[START Provided records]
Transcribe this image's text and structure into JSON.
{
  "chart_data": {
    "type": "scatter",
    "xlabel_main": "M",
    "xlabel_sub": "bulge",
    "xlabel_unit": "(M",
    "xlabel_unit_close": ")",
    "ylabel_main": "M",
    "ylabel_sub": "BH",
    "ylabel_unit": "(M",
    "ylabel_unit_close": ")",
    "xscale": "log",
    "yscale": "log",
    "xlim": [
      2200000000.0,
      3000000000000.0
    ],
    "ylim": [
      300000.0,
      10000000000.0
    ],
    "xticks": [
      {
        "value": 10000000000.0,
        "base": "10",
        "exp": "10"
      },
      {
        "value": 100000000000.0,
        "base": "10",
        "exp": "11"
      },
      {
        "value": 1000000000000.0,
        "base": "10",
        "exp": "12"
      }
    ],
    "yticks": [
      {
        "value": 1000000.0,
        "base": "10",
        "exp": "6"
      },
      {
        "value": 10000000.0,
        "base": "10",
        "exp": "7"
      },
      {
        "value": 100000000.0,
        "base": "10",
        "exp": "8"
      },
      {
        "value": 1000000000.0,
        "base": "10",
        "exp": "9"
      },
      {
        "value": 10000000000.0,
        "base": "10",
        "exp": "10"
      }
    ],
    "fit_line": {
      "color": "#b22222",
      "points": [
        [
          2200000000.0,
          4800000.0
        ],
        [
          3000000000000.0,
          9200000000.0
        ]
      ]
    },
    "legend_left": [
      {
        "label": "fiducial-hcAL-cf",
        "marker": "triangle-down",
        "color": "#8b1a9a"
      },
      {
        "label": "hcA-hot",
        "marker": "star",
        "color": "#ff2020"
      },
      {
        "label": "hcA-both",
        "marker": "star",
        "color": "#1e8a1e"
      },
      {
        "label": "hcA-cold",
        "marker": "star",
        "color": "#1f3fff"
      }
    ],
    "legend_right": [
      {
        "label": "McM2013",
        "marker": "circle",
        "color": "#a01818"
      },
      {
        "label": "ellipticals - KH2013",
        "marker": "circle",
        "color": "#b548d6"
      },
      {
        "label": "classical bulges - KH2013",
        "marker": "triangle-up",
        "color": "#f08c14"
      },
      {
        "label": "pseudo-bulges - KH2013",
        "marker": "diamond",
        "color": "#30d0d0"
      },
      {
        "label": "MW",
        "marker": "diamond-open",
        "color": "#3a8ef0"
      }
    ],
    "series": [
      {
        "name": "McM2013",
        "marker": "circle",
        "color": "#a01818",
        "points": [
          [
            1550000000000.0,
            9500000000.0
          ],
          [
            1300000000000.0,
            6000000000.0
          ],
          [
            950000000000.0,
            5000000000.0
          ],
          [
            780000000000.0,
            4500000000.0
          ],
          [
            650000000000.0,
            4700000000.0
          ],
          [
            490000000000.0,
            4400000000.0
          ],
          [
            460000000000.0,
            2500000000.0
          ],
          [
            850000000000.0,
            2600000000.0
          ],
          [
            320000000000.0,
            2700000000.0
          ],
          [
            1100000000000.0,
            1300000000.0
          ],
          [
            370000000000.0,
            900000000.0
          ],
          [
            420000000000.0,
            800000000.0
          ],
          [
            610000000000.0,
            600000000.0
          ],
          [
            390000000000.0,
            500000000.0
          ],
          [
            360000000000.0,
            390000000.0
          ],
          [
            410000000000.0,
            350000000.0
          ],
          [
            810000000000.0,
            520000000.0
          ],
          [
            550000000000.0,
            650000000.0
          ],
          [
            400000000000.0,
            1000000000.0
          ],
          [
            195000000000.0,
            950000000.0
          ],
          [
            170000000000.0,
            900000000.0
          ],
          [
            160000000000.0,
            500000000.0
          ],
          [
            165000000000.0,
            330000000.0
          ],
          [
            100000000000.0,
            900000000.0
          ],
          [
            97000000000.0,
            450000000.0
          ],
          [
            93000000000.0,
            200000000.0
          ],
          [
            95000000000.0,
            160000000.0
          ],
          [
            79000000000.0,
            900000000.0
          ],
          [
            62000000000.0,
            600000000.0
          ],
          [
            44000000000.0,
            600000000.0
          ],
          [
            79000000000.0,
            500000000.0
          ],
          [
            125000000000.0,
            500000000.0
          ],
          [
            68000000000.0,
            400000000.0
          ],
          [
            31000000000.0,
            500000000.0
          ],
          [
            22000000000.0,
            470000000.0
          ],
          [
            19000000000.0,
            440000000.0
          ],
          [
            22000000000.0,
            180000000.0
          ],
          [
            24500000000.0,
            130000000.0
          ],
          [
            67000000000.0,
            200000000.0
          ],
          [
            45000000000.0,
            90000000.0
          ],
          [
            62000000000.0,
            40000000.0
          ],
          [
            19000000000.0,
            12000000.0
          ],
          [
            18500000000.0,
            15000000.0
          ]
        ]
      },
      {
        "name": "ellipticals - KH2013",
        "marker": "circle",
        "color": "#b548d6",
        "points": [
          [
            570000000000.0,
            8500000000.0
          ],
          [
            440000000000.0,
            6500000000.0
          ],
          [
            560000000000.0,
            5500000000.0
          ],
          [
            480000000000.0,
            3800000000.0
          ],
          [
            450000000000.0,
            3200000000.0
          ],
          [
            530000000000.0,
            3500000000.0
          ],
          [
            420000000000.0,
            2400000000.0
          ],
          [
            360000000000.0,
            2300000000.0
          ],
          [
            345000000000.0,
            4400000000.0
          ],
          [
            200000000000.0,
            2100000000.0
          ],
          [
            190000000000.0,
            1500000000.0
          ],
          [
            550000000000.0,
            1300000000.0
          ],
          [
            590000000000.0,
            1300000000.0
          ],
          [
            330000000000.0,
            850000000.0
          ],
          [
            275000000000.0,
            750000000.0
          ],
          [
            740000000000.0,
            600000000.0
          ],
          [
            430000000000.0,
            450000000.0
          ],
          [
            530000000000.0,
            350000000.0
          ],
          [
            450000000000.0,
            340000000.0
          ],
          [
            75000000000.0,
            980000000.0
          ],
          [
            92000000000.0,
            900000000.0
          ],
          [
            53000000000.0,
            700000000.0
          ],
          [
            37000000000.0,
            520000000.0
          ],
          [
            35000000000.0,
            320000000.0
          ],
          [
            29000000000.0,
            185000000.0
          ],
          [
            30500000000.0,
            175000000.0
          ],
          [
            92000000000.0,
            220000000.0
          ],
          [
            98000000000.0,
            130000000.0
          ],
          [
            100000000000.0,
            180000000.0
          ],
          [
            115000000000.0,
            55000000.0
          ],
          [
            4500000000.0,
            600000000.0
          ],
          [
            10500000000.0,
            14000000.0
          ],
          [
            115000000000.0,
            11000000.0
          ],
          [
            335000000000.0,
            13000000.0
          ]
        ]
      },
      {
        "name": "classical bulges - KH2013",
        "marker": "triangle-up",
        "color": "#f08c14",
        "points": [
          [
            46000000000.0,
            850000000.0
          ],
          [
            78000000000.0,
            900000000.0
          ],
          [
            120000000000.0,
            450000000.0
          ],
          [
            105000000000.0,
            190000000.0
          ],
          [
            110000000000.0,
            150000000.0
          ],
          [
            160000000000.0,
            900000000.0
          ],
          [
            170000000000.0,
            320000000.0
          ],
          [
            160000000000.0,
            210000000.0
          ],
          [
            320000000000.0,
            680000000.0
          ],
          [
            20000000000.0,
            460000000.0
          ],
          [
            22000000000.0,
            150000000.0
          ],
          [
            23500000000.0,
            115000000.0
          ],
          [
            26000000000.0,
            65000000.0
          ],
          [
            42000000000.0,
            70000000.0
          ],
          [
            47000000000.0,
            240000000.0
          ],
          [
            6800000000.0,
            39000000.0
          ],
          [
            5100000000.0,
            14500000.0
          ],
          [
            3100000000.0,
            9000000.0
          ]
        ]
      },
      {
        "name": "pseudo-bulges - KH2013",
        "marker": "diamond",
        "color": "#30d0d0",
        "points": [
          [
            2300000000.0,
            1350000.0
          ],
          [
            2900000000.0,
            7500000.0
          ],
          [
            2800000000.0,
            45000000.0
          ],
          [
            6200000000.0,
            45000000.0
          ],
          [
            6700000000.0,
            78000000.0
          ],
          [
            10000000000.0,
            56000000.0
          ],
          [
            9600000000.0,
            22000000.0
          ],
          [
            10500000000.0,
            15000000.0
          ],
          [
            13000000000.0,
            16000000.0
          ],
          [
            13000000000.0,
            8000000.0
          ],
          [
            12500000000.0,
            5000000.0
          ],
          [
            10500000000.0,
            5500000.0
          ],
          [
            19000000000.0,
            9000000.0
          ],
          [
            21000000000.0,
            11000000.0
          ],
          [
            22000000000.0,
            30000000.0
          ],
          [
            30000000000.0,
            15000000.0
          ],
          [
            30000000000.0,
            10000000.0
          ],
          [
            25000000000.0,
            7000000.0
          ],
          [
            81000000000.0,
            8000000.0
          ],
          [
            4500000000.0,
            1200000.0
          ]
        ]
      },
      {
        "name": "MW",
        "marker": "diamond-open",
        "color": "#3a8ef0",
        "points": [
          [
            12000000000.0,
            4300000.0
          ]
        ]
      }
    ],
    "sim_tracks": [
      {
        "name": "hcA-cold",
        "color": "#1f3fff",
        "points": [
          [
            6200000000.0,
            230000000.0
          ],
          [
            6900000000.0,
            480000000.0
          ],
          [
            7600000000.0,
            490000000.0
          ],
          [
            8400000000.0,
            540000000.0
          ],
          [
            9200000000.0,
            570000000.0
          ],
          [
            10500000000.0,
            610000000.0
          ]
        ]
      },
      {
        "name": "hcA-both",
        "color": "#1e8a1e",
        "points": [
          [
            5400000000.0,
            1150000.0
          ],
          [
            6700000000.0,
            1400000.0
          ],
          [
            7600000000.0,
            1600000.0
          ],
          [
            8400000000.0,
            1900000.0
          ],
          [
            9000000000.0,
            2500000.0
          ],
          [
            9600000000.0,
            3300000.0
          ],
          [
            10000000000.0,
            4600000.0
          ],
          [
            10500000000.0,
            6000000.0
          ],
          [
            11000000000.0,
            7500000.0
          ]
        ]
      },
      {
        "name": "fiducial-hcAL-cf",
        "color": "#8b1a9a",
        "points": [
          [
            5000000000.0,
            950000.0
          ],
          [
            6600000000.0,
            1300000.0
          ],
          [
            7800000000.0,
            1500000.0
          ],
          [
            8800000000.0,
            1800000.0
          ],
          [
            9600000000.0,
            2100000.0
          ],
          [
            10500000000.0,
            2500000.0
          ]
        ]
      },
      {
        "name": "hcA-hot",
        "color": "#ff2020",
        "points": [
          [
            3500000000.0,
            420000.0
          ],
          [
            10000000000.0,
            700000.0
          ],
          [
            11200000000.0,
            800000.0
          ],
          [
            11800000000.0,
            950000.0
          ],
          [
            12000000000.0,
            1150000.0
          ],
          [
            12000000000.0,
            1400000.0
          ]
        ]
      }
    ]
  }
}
[END Provided records]
→ What the task asks
For the string "pseudo", count the lines of the entries above that include it; answer with the number only.

→ Exercise response
2